▼▼▼
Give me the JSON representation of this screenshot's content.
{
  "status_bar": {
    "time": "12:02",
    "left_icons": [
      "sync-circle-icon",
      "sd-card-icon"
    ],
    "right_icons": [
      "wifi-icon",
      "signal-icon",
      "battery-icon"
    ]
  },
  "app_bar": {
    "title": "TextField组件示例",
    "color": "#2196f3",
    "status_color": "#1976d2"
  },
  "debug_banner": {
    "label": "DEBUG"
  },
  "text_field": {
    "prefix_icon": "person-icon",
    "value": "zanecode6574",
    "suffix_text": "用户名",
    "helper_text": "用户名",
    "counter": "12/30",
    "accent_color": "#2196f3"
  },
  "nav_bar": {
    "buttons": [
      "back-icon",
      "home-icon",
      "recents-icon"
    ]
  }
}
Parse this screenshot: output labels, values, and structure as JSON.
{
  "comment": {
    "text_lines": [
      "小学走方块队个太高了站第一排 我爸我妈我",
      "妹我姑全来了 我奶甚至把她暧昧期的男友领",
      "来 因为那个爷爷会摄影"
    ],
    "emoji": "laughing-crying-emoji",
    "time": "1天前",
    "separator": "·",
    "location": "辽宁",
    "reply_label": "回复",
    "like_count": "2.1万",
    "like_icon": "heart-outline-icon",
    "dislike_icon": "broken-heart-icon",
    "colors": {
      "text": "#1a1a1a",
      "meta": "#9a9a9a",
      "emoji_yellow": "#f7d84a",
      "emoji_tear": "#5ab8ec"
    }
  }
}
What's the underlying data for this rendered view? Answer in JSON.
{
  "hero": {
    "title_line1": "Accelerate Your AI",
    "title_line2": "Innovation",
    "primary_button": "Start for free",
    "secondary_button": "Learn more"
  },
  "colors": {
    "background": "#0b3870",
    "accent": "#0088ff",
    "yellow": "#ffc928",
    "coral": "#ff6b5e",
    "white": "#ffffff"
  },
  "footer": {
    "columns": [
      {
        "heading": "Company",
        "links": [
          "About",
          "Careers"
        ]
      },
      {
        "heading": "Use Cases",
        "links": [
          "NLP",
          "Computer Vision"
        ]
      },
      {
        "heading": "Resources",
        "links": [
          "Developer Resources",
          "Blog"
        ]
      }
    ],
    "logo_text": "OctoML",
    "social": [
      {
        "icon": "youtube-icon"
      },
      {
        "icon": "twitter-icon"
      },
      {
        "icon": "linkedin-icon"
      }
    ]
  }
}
▲▲▲
▼▼▼
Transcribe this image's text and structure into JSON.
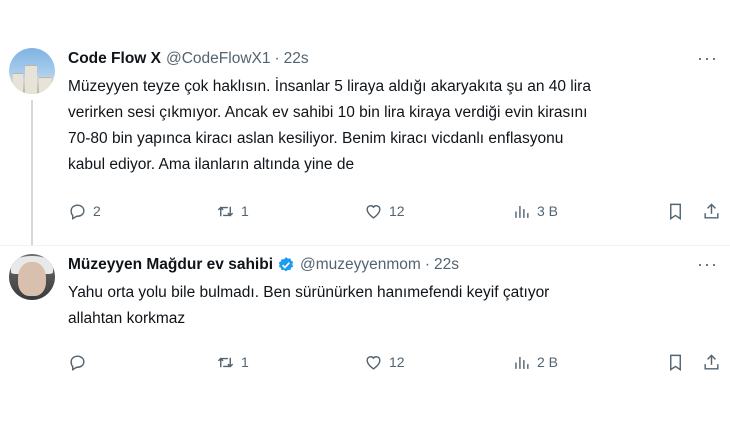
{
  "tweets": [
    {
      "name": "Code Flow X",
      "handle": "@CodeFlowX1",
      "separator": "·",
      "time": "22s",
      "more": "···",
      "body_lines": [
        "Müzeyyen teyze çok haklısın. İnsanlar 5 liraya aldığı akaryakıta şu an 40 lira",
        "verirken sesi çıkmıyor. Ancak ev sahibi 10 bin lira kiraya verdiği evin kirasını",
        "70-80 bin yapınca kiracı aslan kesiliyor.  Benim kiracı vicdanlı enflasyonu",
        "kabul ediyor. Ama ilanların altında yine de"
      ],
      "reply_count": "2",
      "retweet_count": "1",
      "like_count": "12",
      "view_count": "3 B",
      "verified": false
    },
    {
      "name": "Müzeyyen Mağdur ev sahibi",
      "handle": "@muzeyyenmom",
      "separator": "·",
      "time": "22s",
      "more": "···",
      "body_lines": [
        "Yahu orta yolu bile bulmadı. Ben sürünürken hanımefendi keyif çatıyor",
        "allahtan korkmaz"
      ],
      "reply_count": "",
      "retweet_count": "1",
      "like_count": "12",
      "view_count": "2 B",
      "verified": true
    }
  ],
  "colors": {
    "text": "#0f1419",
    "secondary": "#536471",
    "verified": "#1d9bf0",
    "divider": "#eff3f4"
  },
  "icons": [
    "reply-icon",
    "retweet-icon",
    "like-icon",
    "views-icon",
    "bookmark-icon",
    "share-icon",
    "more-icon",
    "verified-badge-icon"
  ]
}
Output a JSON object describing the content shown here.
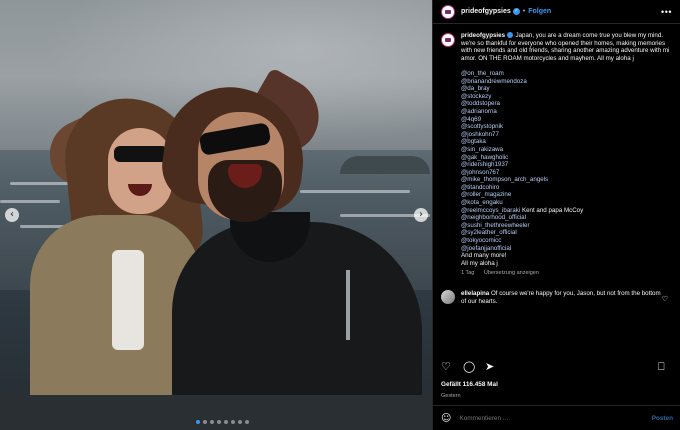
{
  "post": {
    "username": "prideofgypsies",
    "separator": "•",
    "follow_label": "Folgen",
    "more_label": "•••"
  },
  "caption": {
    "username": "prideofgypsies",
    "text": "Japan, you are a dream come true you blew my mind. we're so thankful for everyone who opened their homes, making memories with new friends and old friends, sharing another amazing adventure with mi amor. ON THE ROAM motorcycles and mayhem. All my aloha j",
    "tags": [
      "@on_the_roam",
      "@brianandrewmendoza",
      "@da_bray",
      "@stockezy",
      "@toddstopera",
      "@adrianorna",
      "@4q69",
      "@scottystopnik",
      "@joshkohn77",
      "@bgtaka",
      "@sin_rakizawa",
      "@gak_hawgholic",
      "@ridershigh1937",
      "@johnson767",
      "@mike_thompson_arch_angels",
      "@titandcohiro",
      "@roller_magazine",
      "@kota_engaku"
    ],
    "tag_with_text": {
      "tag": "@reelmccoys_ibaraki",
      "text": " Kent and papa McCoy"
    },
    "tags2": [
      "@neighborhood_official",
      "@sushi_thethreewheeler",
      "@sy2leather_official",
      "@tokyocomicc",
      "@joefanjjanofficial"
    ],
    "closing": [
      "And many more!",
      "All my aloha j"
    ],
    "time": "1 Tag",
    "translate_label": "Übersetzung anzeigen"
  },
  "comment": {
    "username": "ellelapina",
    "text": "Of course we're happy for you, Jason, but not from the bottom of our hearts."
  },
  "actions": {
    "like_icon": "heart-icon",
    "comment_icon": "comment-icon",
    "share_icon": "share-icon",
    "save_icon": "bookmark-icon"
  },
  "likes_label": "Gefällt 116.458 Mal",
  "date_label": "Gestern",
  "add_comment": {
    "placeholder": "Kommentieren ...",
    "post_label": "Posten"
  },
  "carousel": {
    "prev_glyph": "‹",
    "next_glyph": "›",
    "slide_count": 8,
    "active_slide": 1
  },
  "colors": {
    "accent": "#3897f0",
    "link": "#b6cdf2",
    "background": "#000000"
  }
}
▲▲▲
Short task: Copy each line of the records above that carries the word "lira".

Solution to the problem:
        "Müzeyyen teyze çok haklısın. İnsanlar 5 liraya aldığı akaryakıta şu an 40 lira",
        "verirken sesi çıkmıyor. Ancak ev sahibi 10 bin lira kiraya verdiği evin kirasını",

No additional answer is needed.